[[ SOURCE DOCUMENT, beginning ]]

Facility Mitigation plan has been submitted to CCL. Infection control procedures described in the plan which were observed and reviewed by LPA include: Daily symptoms screenings (for staff, persons in care and visitors), testing, visitation, quarantine/isolation procedures, emergency staffing plan, PPE storage, use and training, as well as daily infection control procedures. Administrator is identified as the Infection Control Lead for the facility.

LPA toured the facility inside and out. Postings to encourage face coverings and hand washing were observed. Furniture in common and dining areas are spaced to promote distancing. Staff were all observed wearing face coverings. Facility has multiple designated visitation areas available. LPA observed 30-day medication supply and PPE accessible to staff. Common and resident bathroom sinks are stocked with liquid soap and paper towels for hand washing.

[[ SOURCE DOCUMENT, end ]]
[[ DATA PROVIDED, beginning ]]

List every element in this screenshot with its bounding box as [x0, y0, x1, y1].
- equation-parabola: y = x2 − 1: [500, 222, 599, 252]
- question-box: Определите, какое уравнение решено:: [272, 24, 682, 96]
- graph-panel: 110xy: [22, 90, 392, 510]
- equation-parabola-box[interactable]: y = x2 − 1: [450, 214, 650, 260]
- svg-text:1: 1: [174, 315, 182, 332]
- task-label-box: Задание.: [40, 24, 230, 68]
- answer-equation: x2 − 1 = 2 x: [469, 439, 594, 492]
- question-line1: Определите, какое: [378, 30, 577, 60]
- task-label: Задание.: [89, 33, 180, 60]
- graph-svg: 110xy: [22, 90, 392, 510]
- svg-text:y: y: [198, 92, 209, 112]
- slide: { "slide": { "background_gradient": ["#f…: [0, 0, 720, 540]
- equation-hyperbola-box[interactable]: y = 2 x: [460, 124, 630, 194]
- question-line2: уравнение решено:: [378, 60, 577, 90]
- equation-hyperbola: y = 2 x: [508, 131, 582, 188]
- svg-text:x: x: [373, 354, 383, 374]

[[ DATA PROVIDED, end ]]

* REQUIRED ACTION A
Return the part of the facility inspection report that opens with the words containing "Facility Mitigation plan" and closes with "for the facility.", copied word for word.
* REQUIRED ACTION B
Resume the facility inspection report from the point where it stops and continue it.

* TASK RESPONSE A
Facility Mitigation plan has been submitted to CCL. Infection control procedures described in the plan which were observed and reviewed by LPA include: Daily symptoms screenings (for staff, persons in care and visitors), testing, visitation, quarantine/isolation procedures, emergency staffing plan, PPE storage, use and training, as well as daily infection control procedures. Administrator is identified as the Infection Control Lead for the facility.

* TASK RESPONSE B
Through LPA’s observations, documentation review and interview with Manager, the required infection control practices are found to be in compliance. No deficiencies cited on today’s inspection.
SUPERVISORS NAME: Melinda Hoffmann
LICENSING EVALUATOR NAME: Lisa Salazar
LICENSING EVALUATOR SIGNATURE: DATE: 10/05/2022
I acknowledge receipt of this form and understand my licensing appeal rights as explained and received.
FACILITY REPRESENTATIVE SIGNATURE: DATE: 10/05/2022
This report must be available at Child Care and Group Home facilities for public review for 3 years.